• _Task objective_
Copy all of the material exactly. Pictures are not to appear in the copy.
>> START
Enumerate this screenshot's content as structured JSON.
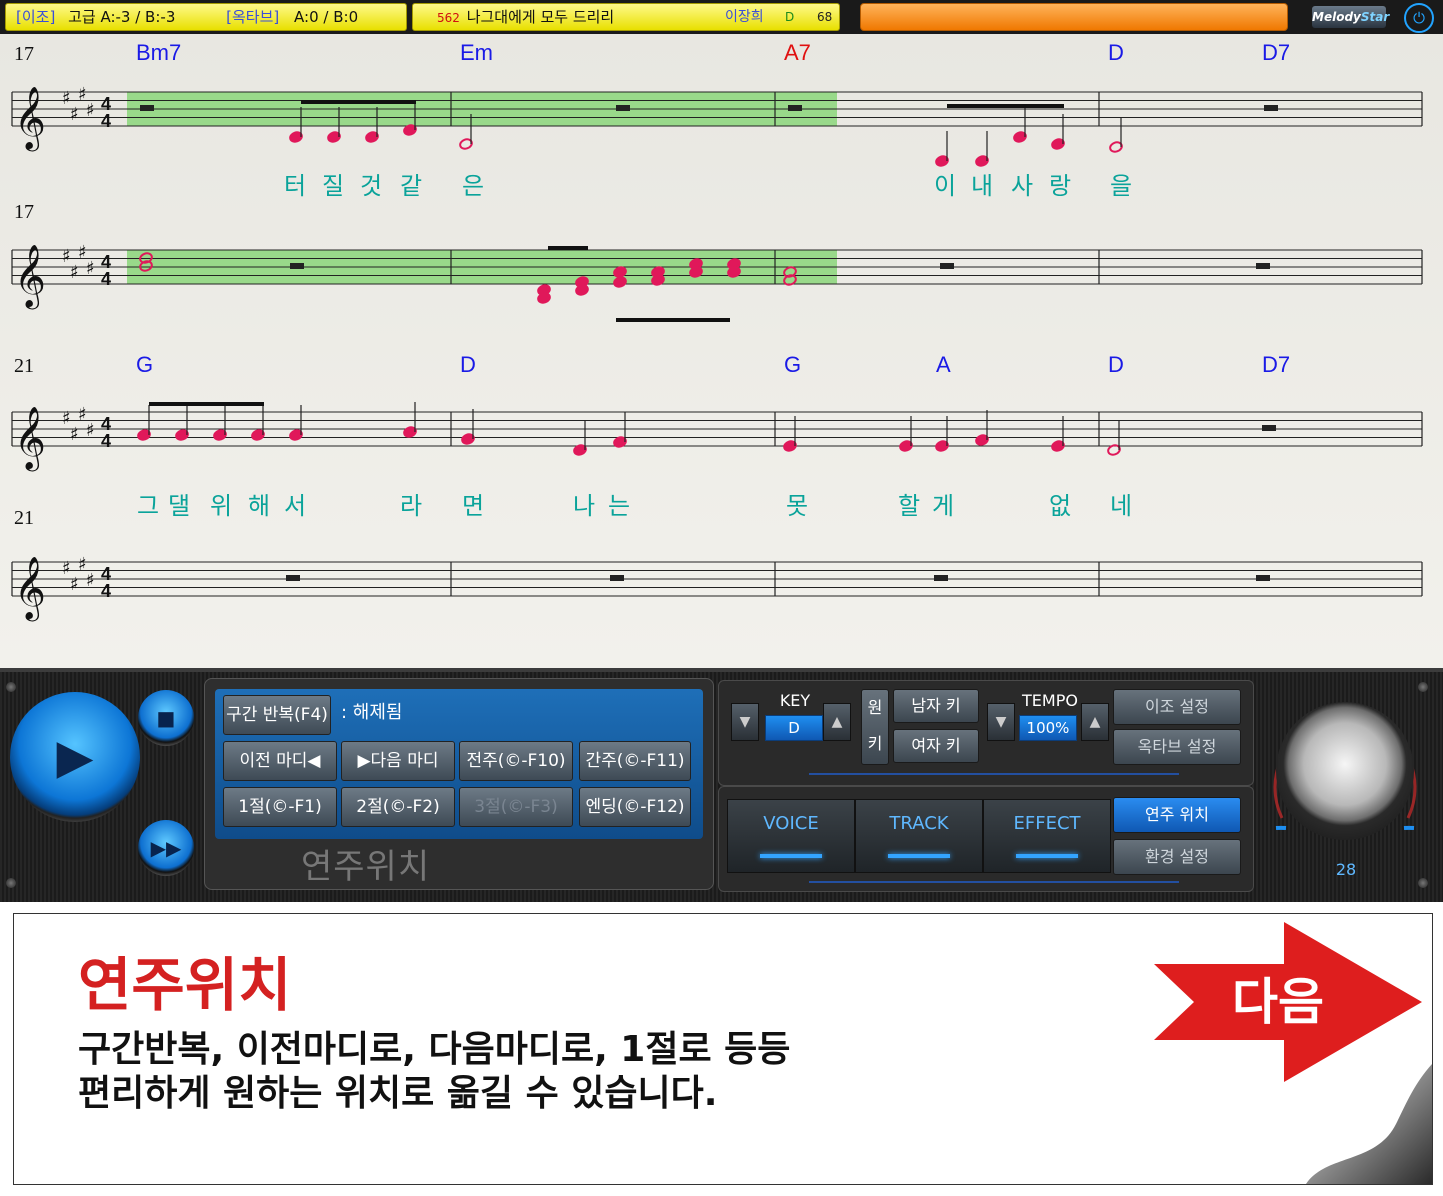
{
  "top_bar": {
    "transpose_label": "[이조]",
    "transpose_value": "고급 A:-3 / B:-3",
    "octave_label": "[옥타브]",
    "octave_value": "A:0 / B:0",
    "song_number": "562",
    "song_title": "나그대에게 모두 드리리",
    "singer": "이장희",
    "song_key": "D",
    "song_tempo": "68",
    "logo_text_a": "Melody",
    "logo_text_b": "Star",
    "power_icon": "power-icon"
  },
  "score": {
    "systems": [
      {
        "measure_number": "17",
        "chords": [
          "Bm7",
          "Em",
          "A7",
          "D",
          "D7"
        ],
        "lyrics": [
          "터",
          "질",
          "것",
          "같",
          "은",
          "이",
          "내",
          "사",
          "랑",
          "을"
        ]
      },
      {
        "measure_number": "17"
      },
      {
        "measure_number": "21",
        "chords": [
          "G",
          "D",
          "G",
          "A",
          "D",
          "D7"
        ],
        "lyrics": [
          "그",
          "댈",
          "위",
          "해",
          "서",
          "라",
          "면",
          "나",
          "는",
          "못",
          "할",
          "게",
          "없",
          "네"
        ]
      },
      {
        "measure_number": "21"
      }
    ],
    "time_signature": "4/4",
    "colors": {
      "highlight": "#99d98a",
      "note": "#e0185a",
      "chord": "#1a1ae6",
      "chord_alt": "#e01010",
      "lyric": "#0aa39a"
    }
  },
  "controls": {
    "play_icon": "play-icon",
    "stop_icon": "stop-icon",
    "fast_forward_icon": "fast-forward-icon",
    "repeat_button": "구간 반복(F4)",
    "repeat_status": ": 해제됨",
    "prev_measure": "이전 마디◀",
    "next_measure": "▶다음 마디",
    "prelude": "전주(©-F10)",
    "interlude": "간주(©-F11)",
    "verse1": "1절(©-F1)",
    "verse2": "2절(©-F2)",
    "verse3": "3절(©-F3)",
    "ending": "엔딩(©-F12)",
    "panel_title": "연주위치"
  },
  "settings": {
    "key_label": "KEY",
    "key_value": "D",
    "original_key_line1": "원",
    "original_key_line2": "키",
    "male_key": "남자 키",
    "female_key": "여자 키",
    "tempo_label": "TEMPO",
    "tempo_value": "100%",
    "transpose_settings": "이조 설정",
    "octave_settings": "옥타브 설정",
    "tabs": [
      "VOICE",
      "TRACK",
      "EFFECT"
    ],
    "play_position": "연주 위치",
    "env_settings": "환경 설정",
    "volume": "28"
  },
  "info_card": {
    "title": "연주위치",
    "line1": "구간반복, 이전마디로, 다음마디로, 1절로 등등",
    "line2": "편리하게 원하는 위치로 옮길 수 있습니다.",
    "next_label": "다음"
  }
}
>> END
• _Complete answer_
Enumerate this screenshot's content as structured JSON.
{
  "top_bar": {
    "transpose_label": "[이조]",
    "transpose_value": "고급 A:-3 / B:-3",
    "octave_label": "[옥타브]",
    "octave_value": "A:0 / B:0",
    "song_number": "562",
    "song_title": "나그대에게 모두 드리리",
    "singer": "이장희",
    "song_key": "D",
    "song_tempo": "68",
    "logo_text_a": "Melody",
    "logo_text_b": "Star",
    "power_icon": "power-icon"
  },
  "score": {
    "systems": [
      {
        "measure_number": "17",
        "chords": [
          "Bm7",
          "Em",
          "A7",
          "D",
          "D7"
        ],
        "lyrics": [
          "터",
          "질",
          "것",
          "같",
          "은",
          "이",
          "내",
          "사",
          "랑",
          "을"
        ]
      },
      {
        "measure_number": "17"
      },
      {
        "measure_number": "21",
        "chords": [
          "G",
          "D",
          "G",
          "A",
          "D",
          "D7"
        ],
        "lyrics": [
          "그",
          "댈",
          "위",
          "해",
          "서",
          "라",
          "면",
          "나",
          "는",
          "못",
          "할",
          "게",
          "없",
          "네"
        ]
      },
      {
        "measure_number": "21"
      }
    ],
    "time_signature": "4/4",
    "colors": {
      "highlight": "#99d98a",
      "note": "#e0185a",
      "chord": "#1a1ae6",
      "chord_alt": "#e01010",
      "lyric": "#0aa39a"
    }
  },
  "controls": {
    "play_icon": "play-icon",
    "stop_icon": "stop-icon",
    "fast_forward_icon": "fast-forward-icon",
    "repeat_button": "구간 반복(F4)",
    "repeat_status": ": 해제됨",
    "prev_measure": "이전 마디◀",
    "next_measure": "▶다음 마디",
    "prelude": "전주(©-F10)",
    "interlude": "간주(©-F11)",
    "verse1": "1절(©-F1)",
    "verse2": "2절(©-F2)",
    "verse3": "3절(©-F3)",
    "ending": "엔딩(©-F12)",
    "panel_title": "연주위치"
  },
  "settings": {
    "key_label": "KEY",
    "key_value": "D",
    "original_key_line1": "원",
    "original_key_line2": "키",
    "male_key": "남자 키",
    "female_key": "여자 키",
    "tempo_label": "TEMPO",
    "tempo_value": "100%",
    "transpose_settings": "이조 설정",
    "octave_settings": "옥타브 설정",
    "tabs": [
      "VOICE",
      "TRACK",
      "EFFECT"
    ],
    "play_position": "연주 위치",
    "env_settings": "환경 설정",
    "volume": "28"
  },
  "info_card": {
    "title": "연주위치",
    "line1": "구간반복, 이전마디로, 다음마디로, 1절로 등등",
    "line2": "편리하게 원하는 위치로 옮길 수 있습니다.",
    "next_label": "다음"
  }
}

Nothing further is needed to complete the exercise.